→ **What you are asked to do**:
All lines holding the string "Prado" are to be shown.

Begin Provided records

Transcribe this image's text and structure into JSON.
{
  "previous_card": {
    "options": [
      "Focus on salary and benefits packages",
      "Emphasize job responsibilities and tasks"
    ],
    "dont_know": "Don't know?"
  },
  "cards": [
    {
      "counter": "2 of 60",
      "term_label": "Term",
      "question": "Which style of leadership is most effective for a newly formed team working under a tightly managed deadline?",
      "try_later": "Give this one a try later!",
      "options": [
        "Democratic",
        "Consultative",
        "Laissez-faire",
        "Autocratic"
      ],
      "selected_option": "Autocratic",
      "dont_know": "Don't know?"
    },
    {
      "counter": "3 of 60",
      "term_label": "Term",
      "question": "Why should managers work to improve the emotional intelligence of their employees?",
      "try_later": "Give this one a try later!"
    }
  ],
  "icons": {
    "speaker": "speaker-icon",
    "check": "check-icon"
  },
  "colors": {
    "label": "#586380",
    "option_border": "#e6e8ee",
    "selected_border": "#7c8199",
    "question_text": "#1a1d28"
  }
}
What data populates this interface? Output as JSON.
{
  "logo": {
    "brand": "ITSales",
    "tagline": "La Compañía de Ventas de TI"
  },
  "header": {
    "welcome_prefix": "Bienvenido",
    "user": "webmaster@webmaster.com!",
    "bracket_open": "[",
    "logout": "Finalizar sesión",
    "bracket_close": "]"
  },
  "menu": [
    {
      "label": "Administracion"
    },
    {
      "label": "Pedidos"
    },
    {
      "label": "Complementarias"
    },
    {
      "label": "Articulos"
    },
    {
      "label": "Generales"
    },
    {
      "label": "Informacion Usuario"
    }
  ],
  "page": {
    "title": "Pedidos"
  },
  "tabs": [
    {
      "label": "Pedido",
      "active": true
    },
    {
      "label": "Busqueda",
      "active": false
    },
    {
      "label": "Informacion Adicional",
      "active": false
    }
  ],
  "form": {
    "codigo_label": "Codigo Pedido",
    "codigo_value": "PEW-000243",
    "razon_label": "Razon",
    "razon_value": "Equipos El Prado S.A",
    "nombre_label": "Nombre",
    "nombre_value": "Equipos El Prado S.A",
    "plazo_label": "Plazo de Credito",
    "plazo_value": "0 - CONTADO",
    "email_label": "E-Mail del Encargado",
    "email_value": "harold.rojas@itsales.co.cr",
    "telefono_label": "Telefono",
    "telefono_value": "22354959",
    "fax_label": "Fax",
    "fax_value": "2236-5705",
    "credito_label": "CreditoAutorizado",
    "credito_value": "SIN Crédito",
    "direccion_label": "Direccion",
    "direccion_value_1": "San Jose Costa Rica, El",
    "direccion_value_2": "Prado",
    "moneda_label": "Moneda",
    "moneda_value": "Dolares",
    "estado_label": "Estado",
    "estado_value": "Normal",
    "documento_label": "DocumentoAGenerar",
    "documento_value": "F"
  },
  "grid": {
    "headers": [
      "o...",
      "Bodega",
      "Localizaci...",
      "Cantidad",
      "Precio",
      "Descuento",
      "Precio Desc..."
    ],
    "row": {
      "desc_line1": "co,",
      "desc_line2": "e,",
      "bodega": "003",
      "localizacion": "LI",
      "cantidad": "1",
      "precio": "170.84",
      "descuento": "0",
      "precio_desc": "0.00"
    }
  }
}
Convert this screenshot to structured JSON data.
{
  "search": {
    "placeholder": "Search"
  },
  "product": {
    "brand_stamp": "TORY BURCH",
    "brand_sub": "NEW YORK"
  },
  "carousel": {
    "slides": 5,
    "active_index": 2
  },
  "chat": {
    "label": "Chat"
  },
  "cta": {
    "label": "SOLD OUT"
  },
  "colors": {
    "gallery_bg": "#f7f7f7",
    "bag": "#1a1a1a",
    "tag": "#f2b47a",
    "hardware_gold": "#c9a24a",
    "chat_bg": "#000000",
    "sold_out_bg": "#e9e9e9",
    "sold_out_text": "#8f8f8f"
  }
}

End Provided records

→ **The result**:
    "razon_value": "Equipos El Prado S.A",
    "nombre_value": "Equipos El Prado S.A",
    "direccion_value_2": "Prado",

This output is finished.